- TASK -
Pick out the lines in the listing below that contain the word "tiempo" and copy them.
**** SUPPLIED ENTRIES
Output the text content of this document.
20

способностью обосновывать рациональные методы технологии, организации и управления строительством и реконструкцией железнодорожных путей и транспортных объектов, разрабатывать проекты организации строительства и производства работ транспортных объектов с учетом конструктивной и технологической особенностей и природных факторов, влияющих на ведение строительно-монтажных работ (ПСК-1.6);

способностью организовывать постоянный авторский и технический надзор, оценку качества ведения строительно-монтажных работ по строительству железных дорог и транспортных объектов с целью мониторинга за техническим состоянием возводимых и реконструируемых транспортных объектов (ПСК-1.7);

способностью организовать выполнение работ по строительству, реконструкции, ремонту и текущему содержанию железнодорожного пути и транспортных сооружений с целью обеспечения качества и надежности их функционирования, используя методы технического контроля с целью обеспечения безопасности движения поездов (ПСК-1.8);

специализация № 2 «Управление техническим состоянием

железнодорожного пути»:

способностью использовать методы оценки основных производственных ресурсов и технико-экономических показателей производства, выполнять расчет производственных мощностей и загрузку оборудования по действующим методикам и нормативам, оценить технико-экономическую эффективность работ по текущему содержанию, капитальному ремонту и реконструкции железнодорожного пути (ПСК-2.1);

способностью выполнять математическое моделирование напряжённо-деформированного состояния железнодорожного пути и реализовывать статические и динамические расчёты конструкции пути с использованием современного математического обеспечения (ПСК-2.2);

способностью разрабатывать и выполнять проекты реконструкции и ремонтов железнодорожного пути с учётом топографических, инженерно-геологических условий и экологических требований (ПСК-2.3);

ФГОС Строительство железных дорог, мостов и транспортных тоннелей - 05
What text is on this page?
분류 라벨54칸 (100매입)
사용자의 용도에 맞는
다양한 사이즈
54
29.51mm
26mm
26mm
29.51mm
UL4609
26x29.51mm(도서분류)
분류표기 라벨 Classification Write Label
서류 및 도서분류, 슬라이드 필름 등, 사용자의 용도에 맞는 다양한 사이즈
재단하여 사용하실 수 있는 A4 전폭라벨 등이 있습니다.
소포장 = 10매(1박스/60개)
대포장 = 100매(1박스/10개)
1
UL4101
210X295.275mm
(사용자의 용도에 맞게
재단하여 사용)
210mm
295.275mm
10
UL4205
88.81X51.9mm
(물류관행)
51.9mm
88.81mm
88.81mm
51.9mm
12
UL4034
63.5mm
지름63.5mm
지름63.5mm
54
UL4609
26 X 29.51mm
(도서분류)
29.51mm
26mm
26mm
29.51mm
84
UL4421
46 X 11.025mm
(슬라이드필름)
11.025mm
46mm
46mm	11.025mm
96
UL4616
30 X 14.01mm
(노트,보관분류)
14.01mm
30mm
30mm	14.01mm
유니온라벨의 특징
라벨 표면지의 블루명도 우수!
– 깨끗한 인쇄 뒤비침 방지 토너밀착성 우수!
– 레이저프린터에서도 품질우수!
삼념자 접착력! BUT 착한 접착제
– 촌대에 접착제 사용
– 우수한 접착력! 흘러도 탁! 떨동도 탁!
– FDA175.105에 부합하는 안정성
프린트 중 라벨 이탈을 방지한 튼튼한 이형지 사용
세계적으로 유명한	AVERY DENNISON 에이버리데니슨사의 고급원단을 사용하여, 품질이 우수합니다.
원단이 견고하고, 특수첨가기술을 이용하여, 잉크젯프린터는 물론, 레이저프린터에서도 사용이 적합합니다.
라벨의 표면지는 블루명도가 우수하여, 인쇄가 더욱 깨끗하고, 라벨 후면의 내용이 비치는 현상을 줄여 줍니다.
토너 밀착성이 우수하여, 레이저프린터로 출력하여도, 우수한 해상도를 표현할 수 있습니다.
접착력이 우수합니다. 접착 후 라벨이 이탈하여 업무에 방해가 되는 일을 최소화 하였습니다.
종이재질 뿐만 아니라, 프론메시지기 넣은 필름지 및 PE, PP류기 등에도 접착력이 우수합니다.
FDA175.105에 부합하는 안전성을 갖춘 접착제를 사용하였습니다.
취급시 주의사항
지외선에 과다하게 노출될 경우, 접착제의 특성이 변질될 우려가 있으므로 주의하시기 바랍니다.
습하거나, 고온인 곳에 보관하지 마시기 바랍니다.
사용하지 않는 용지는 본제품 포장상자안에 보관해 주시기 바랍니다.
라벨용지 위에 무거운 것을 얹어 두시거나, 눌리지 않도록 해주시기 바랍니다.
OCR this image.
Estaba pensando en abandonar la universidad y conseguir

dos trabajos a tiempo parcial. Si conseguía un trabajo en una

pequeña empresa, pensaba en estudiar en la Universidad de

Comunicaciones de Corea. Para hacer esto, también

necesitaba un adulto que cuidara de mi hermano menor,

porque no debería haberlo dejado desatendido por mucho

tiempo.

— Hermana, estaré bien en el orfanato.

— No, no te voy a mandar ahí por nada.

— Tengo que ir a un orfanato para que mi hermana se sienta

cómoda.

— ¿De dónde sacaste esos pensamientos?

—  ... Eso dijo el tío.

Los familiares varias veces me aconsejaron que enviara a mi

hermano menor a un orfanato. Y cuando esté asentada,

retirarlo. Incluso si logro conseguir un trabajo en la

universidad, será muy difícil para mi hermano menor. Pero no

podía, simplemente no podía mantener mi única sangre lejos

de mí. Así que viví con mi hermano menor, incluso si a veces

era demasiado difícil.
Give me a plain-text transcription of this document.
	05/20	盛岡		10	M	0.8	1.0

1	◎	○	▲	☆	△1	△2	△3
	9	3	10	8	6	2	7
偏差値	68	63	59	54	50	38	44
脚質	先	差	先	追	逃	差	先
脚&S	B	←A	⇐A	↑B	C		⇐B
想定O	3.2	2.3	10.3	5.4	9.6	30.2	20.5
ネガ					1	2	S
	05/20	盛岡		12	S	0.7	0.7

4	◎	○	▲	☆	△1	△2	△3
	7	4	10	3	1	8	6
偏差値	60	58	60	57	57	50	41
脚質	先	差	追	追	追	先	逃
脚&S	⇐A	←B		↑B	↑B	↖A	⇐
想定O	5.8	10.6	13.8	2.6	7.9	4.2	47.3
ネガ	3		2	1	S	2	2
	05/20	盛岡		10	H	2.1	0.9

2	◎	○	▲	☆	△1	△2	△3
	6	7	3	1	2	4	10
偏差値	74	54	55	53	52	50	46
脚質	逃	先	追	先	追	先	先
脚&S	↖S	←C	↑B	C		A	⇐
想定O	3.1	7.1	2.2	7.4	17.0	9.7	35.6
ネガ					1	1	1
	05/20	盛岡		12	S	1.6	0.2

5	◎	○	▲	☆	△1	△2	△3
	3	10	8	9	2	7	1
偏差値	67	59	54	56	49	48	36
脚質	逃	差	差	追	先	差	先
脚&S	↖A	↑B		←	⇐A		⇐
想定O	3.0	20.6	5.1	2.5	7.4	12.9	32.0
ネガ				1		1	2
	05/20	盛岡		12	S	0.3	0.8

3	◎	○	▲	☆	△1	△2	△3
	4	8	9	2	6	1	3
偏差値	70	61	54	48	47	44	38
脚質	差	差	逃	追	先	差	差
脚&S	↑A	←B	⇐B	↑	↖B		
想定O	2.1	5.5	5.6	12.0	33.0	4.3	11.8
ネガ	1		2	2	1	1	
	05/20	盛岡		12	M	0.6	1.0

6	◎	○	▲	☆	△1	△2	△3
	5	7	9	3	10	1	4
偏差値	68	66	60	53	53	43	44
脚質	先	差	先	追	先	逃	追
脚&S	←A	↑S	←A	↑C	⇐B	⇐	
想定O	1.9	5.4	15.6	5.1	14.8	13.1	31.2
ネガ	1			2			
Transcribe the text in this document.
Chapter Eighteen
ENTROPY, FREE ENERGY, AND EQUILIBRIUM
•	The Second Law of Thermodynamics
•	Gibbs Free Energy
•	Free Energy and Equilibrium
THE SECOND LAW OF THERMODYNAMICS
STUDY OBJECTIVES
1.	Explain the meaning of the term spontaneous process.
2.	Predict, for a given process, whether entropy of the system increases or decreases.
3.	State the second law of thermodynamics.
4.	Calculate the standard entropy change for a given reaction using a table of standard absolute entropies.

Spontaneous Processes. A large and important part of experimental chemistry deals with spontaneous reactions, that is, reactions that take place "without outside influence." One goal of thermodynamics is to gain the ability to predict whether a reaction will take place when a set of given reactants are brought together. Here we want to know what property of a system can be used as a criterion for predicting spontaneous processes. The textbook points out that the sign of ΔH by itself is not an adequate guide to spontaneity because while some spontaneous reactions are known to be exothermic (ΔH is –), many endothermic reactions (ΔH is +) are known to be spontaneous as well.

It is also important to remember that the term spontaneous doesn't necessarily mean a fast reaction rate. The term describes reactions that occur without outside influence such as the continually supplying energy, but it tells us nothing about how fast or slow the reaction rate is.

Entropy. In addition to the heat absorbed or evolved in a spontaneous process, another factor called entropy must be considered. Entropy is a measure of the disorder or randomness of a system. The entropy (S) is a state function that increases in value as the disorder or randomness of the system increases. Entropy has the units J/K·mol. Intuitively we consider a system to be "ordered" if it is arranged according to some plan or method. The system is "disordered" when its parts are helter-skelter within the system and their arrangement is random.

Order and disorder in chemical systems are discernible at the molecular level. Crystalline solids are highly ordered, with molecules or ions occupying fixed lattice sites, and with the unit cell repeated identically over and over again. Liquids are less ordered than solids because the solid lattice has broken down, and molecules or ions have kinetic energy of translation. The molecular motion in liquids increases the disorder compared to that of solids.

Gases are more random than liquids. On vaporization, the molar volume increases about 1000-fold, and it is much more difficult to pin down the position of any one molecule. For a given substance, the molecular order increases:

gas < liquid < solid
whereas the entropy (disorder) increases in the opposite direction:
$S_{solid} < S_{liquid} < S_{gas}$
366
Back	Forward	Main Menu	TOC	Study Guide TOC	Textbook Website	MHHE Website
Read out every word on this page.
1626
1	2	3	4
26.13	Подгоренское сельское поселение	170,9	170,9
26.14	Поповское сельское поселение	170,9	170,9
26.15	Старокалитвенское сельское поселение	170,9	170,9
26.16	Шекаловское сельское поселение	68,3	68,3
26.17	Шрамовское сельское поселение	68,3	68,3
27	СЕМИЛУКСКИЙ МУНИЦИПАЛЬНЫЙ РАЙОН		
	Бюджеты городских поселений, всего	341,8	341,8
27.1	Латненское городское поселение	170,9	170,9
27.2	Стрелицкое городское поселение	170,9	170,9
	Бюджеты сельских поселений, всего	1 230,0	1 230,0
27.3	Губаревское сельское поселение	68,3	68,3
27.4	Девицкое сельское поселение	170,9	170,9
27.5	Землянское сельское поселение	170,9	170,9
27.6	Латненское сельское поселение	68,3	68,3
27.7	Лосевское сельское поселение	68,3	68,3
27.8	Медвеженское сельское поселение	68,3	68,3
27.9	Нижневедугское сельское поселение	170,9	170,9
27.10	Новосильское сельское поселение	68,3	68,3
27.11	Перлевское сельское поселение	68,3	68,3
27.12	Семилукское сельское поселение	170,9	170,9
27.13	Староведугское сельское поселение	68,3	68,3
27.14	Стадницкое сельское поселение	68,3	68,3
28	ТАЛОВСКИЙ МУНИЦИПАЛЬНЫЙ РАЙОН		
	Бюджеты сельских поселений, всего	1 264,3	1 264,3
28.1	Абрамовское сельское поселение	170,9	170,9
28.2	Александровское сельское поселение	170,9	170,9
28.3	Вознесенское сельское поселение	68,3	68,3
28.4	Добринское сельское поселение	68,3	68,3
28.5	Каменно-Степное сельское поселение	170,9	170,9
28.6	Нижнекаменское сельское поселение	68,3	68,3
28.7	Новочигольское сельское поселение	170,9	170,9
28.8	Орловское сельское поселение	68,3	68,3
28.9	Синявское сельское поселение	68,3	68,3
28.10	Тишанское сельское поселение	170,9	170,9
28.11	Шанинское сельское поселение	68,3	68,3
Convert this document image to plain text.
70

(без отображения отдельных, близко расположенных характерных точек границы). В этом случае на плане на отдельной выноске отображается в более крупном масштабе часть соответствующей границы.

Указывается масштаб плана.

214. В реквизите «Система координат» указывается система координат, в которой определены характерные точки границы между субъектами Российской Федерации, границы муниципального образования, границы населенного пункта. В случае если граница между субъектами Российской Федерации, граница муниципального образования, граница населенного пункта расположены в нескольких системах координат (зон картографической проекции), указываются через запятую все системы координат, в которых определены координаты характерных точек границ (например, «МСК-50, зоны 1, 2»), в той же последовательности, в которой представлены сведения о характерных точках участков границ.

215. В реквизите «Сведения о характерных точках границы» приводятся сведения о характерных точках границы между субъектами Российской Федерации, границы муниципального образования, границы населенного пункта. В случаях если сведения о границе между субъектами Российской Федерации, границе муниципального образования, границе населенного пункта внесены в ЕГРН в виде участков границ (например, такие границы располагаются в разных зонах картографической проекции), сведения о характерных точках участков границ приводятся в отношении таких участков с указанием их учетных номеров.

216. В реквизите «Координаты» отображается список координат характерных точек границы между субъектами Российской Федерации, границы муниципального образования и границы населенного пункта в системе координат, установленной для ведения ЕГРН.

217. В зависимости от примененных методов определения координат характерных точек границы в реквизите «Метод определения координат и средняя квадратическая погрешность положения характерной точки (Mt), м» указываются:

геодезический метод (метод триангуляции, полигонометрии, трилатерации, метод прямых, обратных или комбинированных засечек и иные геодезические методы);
********
- THE ANSWER -
dos trabajos a tiempo parcial. Si conseguía un trabajo en una
tiempo.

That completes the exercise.